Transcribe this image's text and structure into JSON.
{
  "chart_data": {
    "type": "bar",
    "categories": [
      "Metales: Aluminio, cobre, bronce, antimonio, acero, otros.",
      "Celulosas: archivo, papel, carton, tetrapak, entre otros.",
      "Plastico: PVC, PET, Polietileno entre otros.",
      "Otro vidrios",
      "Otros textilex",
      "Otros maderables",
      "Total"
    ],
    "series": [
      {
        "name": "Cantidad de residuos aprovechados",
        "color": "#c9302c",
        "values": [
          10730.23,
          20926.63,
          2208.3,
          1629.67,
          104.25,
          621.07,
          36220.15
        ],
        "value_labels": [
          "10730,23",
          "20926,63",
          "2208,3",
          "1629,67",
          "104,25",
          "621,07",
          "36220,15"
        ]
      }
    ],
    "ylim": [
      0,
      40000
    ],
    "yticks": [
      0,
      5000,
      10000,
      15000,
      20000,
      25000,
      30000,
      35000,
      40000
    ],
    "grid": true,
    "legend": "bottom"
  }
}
———
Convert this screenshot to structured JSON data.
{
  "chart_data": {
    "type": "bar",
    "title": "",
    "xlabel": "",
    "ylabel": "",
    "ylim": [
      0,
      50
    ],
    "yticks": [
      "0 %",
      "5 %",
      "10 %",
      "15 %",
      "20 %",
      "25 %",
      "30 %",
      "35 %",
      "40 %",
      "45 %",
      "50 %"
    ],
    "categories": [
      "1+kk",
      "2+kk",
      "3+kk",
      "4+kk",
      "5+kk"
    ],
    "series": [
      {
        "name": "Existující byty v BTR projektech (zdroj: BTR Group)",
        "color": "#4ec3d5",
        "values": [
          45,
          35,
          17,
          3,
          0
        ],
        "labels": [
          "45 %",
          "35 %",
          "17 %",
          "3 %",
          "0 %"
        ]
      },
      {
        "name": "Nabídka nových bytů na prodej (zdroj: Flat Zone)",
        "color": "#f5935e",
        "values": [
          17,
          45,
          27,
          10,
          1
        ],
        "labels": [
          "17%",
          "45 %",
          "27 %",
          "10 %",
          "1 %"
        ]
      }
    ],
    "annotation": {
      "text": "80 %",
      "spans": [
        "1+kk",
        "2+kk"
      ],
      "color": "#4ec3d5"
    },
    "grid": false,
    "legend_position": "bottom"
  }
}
———
▶ **EXERCISE DESCRIPTION**:
Extract each line from the listing that holds the word "zdroj".

▶ **TASK ANSWER**:
        "name": "Existující byty v BTR projektech (zdroj: BTR Group)",
        "name": "Nabídka nových bytů na prodej (zdroj: Flat Zone)",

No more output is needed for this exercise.